● Brief
Where a line holds "ylabel", copy it.

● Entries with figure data
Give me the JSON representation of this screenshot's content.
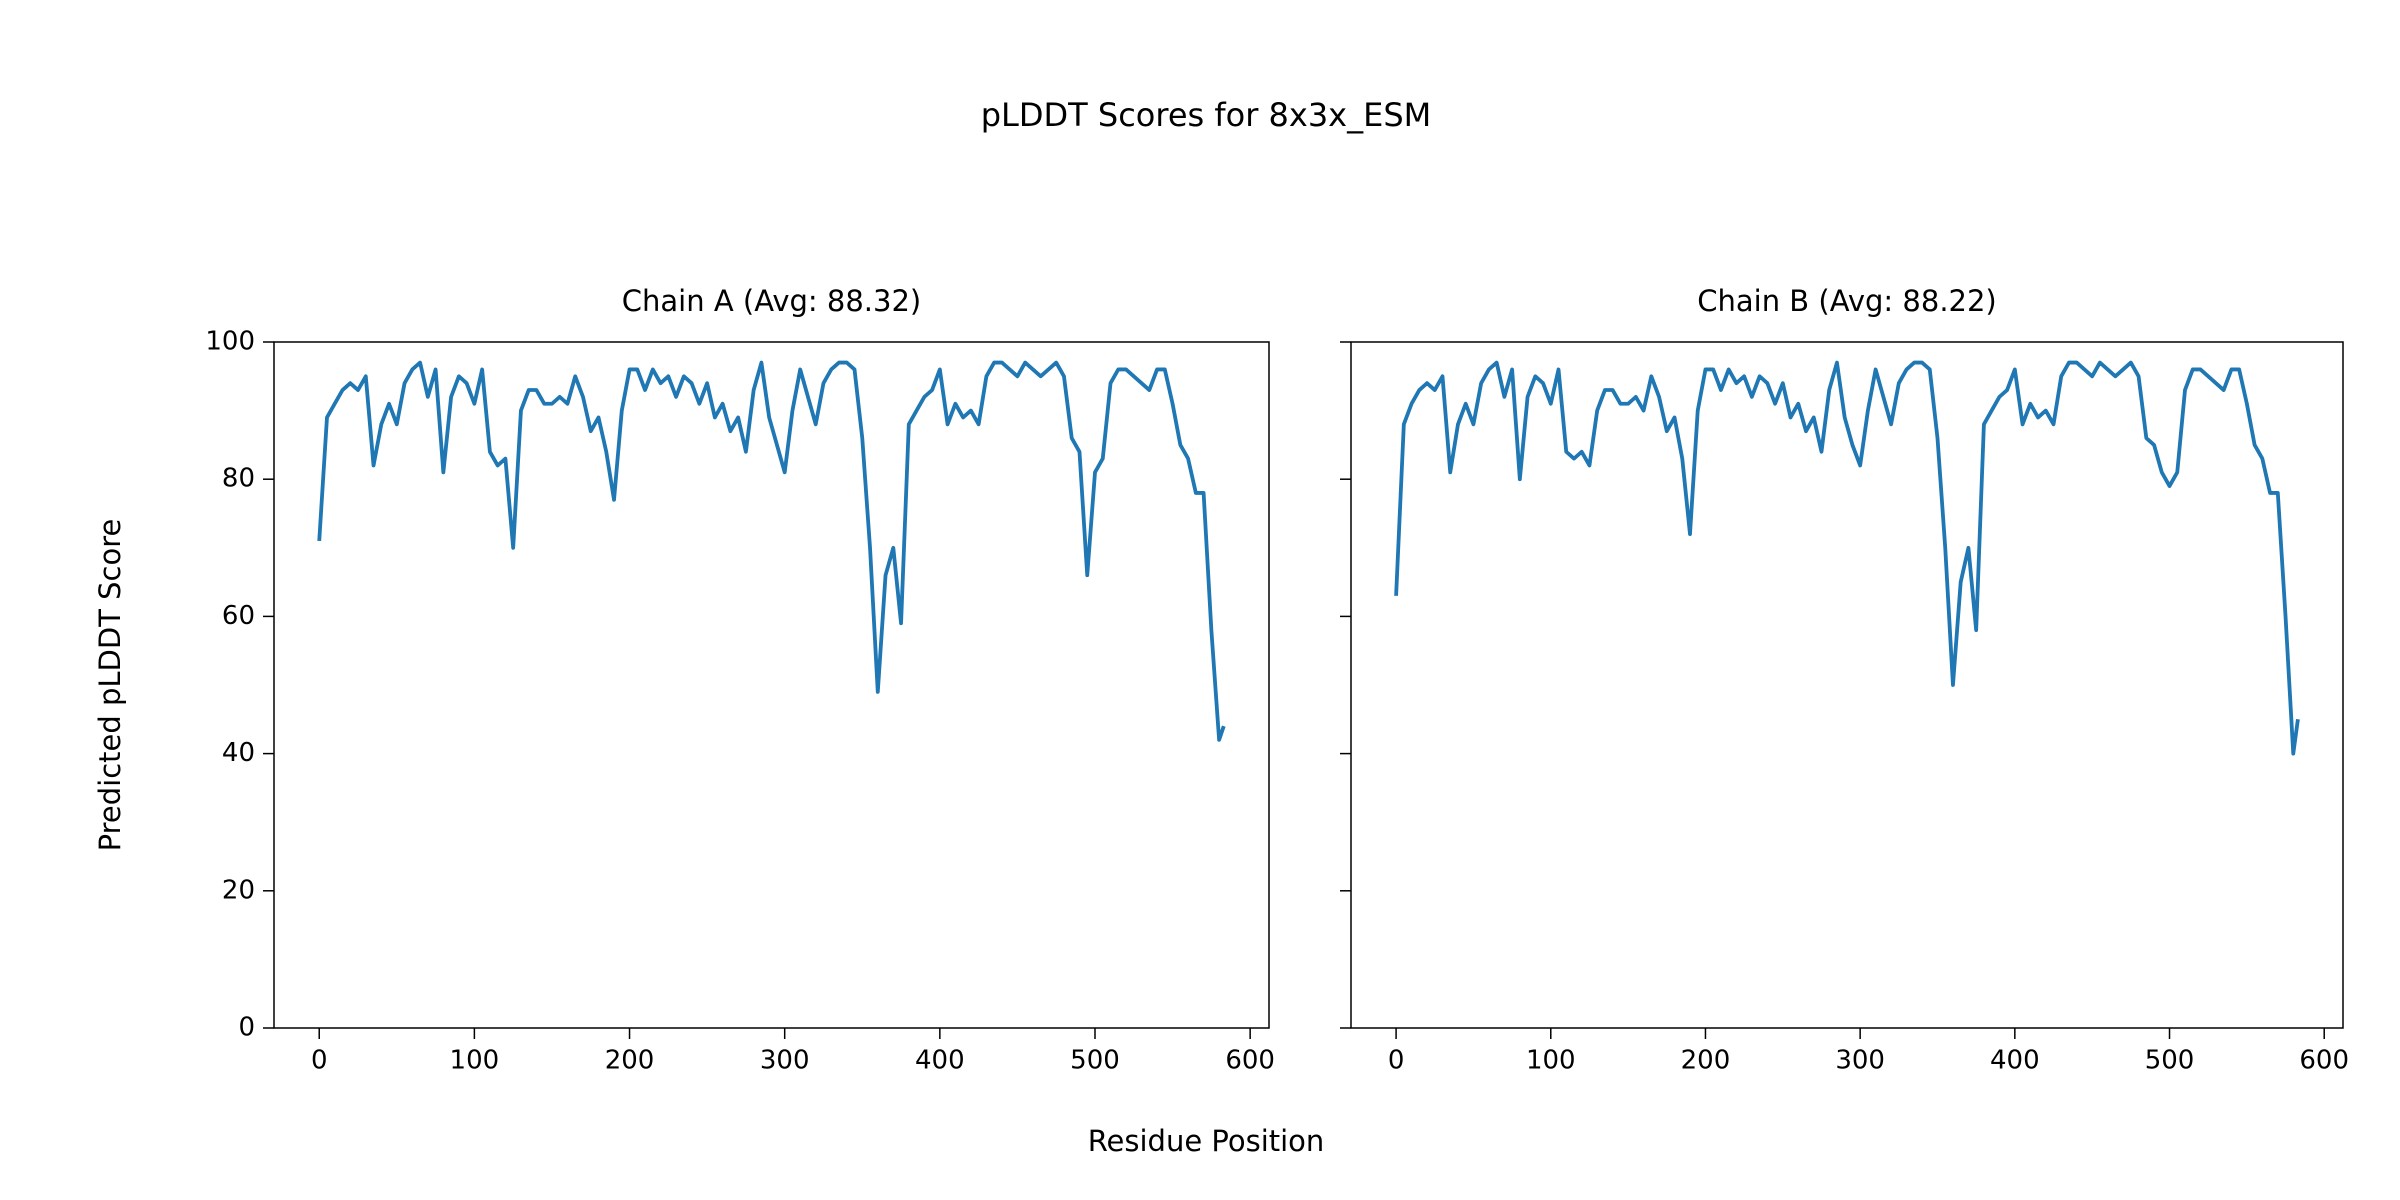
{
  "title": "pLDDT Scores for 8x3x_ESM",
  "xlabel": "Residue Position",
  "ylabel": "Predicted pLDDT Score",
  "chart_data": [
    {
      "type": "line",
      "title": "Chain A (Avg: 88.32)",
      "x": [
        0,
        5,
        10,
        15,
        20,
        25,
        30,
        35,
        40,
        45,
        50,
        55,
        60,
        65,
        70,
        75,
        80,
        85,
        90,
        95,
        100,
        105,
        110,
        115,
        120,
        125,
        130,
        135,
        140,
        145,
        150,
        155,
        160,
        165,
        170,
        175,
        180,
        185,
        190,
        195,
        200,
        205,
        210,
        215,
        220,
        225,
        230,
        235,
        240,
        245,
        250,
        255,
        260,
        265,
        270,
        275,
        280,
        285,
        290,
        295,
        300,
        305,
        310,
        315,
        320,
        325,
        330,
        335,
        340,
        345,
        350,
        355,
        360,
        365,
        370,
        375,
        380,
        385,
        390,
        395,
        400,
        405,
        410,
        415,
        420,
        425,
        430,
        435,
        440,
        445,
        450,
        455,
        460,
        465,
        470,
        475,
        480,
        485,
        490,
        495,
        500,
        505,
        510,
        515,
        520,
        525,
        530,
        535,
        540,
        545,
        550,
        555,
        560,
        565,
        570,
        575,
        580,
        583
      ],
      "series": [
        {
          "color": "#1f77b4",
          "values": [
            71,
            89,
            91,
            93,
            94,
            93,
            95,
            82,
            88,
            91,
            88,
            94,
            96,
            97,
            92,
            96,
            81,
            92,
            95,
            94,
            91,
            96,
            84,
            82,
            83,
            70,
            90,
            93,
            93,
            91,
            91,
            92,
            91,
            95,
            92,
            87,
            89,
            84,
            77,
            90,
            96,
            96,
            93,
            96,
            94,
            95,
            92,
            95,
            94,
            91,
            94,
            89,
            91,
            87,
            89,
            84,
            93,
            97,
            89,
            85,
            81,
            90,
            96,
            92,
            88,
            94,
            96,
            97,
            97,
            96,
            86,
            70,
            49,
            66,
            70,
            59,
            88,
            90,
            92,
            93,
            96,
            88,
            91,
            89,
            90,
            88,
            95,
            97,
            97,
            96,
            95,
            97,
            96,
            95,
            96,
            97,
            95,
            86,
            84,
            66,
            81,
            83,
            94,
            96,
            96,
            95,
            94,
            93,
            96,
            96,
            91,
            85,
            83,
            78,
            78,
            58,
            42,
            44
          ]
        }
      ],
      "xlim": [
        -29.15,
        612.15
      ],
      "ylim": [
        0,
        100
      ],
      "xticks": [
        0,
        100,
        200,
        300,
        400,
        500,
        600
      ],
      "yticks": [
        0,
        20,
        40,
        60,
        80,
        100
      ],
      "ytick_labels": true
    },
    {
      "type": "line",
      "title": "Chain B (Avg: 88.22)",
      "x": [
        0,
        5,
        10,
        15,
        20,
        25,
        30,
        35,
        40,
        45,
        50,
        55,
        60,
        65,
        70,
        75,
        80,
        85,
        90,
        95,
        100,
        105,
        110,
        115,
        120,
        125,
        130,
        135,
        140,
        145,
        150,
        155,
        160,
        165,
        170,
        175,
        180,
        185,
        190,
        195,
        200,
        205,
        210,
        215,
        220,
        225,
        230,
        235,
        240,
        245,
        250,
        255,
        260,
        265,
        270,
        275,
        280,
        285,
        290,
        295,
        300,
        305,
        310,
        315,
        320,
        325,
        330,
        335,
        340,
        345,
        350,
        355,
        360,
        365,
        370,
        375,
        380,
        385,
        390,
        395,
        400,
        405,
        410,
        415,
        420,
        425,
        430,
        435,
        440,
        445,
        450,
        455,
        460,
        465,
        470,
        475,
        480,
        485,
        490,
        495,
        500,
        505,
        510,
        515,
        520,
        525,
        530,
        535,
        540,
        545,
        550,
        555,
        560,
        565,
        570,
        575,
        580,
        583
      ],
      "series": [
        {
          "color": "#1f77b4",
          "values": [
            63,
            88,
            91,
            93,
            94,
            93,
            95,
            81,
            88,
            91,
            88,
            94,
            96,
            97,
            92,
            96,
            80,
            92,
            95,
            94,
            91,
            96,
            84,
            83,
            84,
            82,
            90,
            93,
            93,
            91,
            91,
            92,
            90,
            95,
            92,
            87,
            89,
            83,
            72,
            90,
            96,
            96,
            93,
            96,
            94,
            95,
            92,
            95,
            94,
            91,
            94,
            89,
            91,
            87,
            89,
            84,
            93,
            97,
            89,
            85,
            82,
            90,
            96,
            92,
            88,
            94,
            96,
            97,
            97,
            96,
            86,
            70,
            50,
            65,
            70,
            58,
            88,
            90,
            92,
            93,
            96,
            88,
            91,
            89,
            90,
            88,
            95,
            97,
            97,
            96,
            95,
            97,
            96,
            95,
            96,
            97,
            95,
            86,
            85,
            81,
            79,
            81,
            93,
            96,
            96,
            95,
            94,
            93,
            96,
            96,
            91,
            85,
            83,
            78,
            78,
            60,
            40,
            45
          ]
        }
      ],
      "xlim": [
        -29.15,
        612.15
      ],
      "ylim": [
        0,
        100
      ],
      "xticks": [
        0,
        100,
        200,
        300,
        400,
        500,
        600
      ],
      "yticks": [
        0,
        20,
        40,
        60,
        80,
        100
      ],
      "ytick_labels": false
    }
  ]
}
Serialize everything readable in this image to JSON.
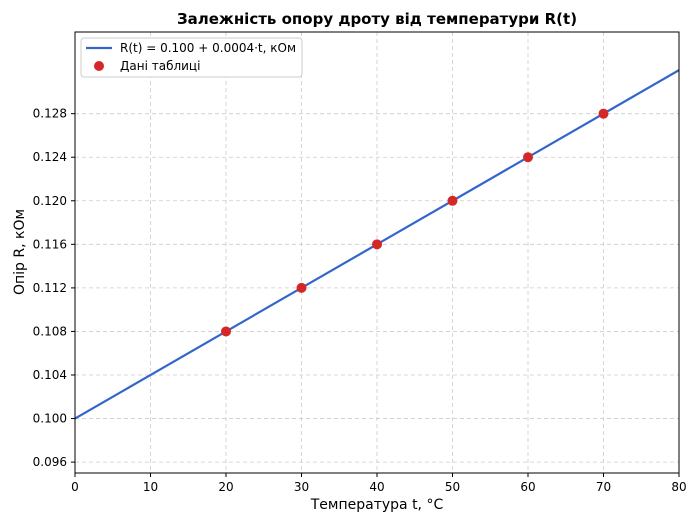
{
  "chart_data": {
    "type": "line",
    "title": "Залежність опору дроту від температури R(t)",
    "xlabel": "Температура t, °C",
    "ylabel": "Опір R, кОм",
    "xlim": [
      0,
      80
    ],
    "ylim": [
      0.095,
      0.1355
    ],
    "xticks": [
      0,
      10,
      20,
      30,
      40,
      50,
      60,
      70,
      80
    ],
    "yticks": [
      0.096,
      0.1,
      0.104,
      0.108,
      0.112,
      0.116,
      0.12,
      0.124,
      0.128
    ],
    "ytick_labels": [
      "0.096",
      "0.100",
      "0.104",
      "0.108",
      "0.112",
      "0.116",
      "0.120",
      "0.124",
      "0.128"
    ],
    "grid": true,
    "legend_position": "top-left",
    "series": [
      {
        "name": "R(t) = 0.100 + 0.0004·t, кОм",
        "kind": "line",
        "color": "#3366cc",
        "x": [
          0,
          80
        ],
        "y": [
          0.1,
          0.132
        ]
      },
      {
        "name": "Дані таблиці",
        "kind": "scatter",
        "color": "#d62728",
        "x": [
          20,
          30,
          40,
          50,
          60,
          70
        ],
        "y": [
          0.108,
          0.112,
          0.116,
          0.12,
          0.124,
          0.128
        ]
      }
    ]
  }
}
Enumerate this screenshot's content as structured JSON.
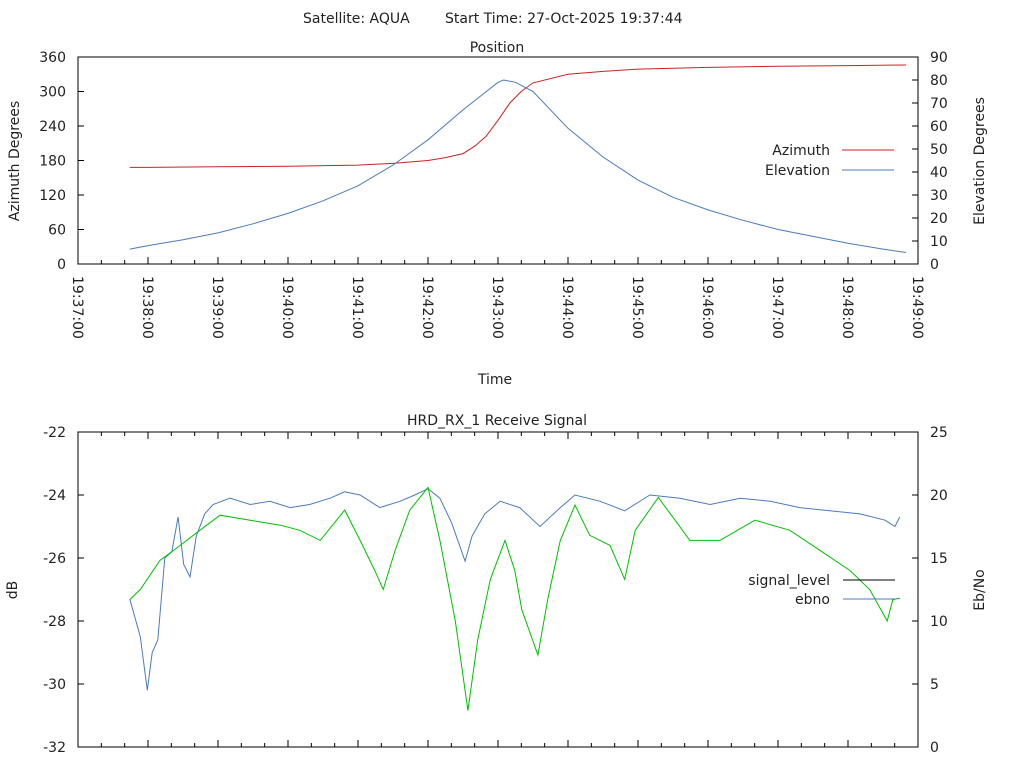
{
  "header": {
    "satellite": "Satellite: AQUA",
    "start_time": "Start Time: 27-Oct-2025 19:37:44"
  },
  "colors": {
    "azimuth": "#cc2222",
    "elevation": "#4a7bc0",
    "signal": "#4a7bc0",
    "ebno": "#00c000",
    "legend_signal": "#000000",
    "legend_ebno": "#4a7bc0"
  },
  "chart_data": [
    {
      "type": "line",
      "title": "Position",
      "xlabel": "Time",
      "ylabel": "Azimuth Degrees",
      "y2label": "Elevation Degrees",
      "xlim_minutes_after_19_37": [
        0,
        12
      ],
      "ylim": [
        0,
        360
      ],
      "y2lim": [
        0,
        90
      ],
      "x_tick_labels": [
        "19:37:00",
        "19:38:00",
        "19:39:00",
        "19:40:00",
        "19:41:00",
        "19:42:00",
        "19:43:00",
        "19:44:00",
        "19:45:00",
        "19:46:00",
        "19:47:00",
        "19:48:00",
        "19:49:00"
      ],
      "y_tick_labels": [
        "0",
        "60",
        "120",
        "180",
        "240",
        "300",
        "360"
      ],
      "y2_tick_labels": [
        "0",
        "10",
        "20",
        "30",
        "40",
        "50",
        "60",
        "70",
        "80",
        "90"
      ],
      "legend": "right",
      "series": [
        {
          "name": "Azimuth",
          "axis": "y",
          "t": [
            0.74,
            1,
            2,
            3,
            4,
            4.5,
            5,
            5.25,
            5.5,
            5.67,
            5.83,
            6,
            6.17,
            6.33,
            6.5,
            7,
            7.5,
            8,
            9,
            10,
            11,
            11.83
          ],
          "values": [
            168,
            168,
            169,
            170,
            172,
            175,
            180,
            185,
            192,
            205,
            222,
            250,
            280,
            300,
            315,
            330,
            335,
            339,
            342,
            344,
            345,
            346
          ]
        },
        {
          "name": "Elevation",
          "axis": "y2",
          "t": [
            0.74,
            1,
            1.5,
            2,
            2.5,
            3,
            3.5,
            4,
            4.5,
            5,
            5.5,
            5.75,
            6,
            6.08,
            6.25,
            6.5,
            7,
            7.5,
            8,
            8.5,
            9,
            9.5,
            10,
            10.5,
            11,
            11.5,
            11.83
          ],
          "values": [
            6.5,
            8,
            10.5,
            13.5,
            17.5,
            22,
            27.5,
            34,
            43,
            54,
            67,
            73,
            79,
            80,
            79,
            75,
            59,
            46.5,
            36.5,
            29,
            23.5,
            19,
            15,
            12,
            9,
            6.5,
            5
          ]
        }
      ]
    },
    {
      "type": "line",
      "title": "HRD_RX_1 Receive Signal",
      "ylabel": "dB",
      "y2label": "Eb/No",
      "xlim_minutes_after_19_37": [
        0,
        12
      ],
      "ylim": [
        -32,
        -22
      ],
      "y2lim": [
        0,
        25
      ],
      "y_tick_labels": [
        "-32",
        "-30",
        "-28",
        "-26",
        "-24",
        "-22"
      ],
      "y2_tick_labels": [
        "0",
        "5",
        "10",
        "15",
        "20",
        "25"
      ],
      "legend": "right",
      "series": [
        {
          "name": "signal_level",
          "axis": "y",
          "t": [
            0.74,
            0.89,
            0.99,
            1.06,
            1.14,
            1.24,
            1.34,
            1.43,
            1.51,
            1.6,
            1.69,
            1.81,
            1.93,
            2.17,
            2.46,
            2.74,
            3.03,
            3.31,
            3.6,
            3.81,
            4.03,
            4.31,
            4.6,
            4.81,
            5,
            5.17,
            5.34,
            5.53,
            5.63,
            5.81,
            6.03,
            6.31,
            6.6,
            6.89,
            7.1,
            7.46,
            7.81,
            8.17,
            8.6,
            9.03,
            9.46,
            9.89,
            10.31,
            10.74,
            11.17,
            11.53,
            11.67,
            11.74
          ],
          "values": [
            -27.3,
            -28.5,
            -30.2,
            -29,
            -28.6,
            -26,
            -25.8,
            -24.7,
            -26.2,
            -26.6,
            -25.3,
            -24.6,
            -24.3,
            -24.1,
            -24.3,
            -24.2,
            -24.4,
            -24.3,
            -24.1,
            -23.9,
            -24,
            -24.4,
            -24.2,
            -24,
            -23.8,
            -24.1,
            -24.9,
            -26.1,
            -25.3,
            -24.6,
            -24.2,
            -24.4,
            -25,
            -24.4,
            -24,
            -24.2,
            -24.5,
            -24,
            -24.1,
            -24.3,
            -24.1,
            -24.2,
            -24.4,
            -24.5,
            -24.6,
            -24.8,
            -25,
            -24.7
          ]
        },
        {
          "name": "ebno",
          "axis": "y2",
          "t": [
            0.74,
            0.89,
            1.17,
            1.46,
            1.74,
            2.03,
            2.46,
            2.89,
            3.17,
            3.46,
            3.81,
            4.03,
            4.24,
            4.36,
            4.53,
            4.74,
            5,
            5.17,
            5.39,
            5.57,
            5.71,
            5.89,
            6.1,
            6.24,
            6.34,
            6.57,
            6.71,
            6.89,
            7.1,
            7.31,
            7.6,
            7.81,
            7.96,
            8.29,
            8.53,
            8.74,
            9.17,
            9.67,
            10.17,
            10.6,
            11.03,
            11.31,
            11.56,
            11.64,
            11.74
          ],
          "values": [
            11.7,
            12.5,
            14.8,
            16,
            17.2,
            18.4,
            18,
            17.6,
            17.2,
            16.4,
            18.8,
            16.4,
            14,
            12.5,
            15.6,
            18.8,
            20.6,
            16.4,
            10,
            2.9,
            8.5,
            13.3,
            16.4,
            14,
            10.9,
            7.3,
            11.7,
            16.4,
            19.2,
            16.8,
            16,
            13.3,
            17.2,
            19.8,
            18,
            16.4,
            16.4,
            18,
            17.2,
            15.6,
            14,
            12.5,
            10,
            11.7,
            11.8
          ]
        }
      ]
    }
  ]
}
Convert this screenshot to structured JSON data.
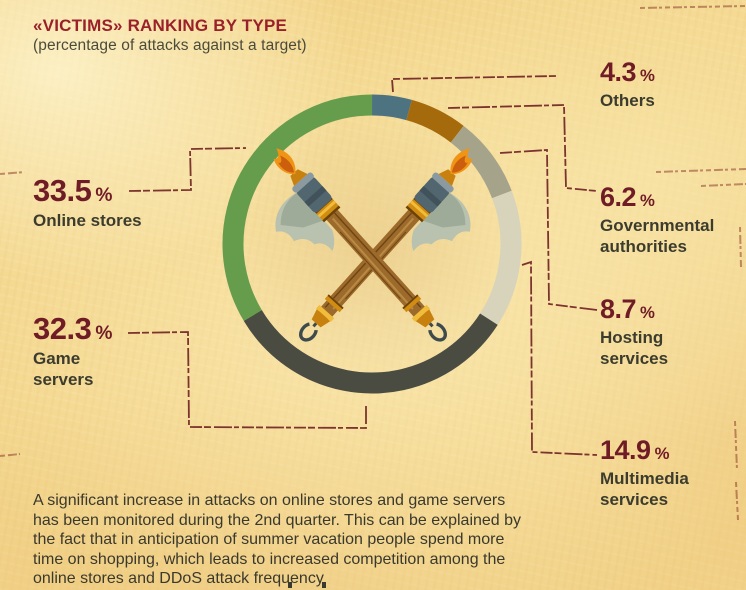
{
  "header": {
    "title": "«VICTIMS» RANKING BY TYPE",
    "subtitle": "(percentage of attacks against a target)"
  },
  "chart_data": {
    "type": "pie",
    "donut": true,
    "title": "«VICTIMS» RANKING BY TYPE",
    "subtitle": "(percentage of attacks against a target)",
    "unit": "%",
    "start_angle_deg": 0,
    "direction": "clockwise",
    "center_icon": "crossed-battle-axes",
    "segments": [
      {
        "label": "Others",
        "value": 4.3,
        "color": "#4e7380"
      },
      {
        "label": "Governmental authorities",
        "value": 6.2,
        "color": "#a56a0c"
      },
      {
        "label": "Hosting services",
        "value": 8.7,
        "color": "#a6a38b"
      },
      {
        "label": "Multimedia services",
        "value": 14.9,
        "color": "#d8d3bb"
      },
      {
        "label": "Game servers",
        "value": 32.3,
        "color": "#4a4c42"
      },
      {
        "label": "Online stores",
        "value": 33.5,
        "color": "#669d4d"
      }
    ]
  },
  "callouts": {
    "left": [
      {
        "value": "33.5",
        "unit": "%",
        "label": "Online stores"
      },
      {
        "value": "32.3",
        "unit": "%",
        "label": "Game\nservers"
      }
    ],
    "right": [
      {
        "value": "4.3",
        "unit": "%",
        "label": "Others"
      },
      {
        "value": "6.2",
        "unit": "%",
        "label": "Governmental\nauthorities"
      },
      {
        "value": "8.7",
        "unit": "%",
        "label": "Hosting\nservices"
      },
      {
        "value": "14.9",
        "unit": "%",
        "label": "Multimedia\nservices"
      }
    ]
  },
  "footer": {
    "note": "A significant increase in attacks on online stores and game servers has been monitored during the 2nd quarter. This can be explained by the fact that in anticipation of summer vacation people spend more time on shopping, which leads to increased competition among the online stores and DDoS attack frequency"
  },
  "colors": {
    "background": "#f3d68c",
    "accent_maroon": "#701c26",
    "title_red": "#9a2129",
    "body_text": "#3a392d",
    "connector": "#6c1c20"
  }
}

● Full output
  "ylabel": "Predicted pLDDT Score",
    "ylabel": "Опір R, кОм",
      "ylabel": "Azimuth Degrees",
      "ylabel": "dB",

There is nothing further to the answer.